#### [TASK REQUIREMENTS]
Within the material below, how many lines carry the word "Numerik"? Only that number is wanted.

─── THE INPUT

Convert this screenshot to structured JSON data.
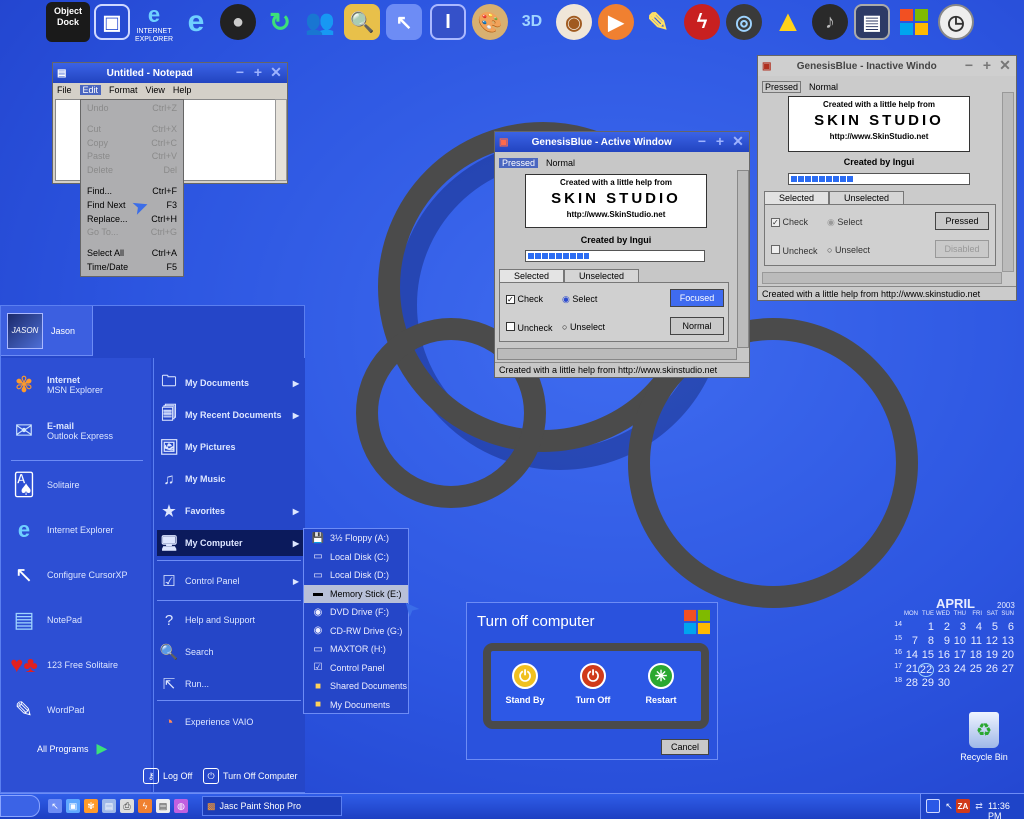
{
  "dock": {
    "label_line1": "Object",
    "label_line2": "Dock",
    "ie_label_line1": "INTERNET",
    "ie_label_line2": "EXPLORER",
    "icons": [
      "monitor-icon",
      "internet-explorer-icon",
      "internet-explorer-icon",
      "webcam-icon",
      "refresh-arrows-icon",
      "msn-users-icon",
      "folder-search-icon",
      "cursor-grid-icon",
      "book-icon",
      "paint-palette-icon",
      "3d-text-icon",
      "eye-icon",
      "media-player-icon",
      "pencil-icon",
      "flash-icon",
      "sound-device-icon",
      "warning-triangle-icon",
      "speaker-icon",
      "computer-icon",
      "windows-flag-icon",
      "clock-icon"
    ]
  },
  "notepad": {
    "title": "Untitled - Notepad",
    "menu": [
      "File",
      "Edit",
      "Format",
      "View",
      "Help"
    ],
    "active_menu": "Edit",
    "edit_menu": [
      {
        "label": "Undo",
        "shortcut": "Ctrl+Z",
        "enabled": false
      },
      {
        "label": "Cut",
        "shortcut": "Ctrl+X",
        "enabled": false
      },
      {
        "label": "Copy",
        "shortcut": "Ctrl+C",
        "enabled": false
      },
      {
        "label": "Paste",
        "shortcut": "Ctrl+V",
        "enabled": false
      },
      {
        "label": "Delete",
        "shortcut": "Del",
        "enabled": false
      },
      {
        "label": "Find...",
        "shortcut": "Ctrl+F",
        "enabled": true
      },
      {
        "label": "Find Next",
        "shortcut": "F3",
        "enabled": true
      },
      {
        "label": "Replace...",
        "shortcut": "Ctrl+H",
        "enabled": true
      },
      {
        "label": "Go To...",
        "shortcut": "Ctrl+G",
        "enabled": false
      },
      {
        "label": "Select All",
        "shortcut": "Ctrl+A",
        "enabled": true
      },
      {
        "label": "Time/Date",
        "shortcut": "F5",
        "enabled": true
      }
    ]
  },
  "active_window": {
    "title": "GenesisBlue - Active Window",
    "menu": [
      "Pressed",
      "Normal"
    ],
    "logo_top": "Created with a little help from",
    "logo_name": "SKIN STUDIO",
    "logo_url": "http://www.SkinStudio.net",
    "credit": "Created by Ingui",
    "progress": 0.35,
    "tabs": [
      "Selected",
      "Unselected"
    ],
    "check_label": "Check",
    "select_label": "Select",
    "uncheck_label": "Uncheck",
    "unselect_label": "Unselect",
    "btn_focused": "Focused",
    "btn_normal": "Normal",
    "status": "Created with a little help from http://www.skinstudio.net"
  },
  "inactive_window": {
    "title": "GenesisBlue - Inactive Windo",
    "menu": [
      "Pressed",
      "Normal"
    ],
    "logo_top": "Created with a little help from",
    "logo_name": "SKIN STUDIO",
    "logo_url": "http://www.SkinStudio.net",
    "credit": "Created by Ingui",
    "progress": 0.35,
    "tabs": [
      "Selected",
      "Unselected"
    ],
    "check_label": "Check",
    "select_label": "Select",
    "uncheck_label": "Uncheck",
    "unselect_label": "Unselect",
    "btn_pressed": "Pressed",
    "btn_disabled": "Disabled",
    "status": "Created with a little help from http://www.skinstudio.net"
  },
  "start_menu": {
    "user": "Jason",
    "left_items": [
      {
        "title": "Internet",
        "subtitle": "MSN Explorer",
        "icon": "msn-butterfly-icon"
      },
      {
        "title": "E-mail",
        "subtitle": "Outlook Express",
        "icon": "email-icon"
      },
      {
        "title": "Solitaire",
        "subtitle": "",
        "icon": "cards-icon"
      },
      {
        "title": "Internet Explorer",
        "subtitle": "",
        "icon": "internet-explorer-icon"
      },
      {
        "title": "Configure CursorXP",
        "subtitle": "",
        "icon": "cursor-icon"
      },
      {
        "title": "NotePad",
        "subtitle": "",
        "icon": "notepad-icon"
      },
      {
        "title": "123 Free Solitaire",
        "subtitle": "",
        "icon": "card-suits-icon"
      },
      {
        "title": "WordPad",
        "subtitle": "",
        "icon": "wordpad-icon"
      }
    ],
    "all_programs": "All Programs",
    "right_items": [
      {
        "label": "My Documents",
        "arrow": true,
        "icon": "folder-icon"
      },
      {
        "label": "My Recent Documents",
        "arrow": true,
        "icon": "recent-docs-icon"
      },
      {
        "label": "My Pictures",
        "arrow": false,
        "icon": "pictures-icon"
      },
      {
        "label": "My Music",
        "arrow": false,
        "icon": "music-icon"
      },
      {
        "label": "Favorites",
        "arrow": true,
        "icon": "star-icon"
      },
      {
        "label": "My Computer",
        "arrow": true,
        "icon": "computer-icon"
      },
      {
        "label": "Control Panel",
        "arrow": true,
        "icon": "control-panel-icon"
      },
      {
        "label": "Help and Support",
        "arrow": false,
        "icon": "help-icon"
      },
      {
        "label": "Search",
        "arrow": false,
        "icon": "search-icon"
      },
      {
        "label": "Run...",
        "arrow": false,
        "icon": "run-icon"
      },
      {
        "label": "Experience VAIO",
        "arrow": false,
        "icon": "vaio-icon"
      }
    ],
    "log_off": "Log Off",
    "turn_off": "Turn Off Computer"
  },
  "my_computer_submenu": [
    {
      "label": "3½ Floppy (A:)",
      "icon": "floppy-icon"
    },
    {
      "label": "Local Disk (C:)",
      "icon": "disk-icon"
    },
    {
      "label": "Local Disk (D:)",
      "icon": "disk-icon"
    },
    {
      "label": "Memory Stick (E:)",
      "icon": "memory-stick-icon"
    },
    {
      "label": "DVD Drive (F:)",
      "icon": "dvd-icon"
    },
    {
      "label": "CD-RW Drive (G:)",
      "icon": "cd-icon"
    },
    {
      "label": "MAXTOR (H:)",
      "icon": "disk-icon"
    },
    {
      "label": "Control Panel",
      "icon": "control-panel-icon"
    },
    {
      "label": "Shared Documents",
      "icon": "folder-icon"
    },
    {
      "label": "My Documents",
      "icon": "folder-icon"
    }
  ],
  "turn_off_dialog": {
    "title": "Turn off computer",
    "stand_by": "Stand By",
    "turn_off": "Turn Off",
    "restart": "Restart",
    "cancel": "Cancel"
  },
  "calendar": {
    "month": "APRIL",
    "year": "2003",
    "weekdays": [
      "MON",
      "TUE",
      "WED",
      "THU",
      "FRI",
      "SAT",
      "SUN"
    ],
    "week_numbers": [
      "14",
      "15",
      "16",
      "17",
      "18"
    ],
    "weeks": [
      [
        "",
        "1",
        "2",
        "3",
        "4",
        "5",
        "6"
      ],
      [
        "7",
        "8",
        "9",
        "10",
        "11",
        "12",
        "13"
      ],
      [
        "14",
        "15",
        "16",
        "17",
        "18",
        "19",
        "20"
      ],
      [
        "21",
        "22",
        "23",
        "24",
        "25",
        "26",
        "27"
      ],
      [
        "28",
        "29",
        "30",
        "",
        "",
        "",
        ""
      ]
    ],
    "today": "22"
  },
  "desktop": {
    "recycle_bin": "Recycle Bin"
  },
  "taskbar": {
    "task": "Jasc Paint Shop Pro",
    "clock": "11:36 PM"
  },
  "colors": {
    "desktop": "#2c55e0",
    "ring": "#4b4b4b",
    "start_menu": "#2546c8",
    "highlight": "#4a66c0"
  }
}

──────
─── THE INPUT

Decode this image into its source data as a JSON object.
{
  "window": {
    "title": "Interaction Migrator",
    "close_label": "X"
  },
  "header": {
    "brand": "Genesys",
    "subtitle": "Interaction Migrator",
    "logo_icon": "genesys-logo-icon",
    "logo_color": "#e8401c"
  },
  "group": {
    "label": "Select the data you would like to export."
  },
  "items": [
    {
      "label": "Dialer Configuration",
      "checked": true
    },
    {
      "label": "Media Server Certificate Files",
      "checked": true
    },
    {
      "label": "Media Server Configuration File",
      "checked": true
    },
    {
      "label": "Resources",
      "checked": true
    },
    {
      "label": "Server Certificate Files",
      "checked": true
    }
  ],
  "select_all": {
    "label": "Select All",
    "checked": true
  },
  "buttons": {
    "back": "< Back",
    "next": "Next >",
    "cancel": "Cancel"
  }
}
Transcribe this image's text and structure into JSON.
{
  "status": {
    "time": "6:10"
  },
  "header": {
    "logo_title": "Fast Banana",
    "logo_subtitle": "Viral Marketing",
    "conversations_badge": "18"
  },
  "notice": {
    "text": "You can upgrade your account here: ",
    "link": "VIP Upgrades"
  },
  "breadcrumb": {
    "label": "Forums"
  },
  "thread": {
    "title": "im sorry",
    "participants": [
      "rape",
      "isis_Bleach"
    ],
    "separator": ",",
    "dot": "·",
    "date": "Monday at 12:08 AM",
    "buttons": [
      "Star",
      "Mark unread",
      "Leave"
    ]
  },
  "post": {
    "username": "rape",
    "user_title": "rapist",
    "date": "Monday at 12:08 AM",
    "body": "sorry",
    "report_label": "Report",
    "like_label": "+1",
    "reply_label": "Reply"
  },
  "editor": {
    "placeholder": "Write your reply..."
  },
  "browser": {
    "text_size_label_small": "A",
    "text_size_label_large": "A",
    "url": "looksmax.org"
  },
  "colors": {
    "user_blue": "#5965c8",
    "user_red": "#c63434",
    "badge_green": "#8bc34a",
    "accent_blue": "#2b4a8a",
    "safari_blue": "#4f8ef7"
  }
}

──────
─── THE INPUT

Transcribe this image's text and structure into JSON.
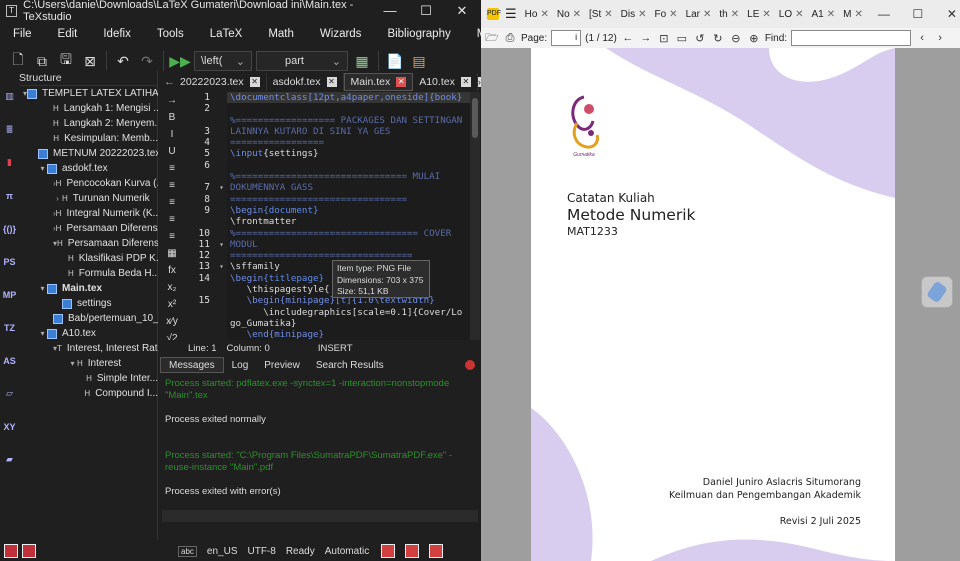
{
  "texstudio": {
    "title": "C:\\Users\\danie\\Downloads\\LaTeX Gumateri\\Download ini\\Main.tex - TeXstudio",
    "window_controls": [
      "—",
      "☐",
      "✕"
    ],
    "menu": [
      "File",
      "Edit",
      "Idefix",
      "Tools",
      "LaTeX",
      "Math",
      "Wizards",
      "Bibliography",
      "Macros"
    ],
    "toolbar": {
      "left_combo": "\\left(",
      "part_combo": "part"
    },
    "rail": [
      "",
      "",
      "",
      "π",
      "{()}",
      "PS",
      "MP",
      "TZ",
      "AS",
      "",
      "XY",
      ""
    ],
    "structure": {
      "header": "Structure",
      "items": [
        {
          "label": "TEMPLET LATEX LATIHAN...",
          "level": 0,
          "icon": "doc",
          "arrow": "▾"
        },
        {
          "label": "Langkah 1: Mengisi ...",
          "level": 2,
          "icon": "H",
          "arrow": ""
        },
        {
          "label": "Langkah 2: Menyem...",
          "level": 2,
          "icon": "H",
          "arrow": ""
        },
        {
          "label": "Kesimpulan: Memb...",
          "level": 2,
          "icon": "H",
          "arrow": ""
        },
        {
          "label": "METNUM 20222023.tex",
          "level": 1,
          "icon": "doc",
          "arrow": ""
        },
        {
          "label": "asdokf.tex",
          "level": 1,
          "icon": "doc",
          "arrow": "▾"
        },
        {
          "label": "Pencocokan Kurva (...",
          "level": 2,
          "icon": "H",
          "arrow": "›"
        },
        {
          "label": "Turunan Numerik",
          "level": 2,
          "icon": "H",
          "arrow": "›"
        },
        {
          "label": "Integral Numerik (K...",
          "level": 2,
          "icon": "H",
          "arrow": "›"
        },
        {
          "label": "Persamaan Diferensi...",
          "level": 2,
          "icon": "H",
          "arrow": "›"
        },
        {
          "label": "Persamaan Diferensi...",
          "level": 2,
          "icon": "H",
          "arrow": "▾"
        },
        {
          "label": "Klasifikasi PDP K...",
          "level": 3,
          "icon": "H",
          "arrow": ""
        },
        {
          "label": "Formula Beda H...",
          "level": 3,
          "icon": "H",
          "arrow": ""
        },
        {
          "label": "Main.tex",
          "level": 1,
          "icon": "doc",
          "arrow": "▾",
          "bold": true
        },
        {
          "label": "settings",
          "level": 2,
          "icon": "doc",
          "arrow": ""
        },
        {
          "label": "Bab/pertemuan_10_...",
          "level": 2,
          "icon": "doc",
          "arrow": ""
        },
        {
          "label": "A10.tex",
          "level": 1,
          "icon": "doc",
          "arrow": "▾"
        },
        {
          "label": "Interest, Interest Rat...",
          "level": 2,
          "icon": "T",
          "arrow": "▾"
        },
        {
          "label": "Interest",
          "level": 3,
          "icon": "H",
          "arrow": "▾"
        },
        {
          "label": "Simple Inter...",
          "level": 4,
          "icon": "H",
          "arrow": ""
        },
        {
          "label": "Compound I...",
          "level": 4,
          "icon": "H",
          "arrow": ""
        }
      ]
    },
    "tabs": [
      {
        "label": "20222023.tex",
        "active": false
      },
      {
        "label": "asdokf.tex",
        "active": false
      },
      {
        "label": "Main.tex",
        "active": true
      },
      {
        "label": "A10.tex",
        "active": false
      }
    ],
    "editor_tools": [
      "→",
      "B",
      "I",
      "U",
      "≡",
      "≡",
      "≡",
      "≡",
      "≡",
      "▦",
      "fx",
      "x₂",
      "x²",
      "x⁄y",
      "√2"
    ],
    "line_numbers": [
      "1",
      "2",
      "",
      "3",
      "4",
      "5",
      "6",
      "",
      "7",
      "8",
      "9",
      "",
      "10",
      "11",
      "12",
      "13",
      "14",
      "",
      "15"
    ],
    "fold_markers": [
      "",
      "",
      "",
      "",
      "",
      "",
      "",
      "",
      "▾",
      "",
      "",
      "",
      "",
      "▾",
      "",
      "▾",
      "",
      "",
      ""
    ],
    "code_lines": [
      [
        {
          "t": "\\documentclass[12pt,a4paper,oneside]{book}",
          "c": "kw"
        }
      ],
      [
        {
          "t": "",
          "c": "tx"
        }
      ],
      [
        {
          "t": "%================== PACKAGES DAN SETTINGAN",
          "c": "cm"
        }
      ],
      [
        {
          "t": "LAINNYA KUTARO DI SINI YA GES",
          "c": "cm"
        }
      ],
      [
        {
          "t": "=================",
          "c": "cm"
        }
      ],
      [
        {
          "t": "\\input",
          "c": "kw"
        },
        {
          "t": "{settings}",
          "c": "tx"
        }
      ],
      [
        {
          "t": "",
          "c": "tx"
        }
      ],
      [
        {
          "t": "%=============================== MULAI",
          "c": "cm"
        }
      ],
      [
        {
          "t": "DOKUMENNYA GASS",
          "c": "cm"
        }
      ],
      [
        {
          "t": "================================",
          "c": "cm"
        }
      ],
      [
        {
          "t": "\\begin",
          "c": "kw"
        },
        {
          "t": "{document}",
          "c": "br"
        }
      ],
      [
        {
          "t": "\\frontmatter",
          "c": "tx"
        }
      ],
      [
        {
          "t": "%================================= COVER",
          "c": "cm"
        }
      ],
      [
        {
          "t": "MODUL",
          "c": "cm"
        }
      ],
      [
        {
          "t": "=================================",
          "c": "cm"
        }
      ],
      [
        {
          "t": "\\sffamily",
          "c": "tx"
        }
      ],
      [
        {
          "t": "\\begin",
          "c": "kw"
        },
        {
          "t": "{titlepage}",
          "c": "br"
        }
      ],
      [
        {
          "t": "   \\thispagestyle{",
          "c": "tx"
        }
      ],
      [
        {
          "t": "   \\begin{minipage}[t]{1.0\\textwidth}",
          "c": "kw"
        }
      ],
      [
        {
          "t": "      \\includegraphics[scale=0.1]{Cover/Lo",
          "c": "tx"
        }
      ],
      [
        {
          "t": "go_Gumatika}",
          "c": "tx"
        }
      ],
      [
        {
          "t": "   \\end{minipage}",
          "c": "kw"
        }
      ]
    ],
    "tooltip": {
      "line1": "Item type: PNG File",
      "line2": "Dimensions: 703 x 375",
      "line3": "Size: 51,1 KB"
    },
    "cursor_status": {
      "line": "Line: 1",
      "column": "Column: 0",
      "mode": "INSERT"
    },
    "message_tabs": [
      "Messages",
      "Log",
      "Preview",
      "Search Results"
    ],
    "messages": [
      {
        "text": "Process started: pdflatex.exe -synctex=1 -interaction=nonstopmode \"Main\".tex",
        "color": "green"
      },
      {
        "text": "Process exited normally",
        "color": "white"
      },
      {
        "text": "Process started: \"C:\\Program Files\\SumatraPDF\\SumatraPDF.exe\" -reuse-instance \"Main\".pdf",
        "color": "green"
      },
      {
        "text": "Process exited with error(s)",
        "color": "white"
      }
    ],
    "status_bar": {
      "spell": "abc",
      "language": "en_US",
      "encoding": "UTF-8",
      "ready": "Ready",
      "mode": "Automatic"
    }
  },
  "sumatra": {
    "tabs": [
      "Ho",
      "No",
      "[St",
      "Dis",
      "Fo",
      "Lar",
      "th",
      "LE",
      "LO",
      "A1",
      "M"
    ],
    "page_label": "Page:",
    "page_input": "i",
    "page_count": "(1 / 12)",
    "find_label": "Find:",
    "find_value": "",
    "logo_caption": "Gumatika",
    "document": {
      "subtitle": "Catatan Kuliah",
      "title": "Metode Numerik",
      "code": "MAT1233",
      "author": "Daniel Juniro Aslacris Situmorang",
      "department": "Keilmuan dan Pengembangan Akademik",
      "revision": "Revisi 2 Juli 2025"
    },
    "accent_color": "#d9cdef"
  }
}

──────

#### [SOLVED PROBLEM]
3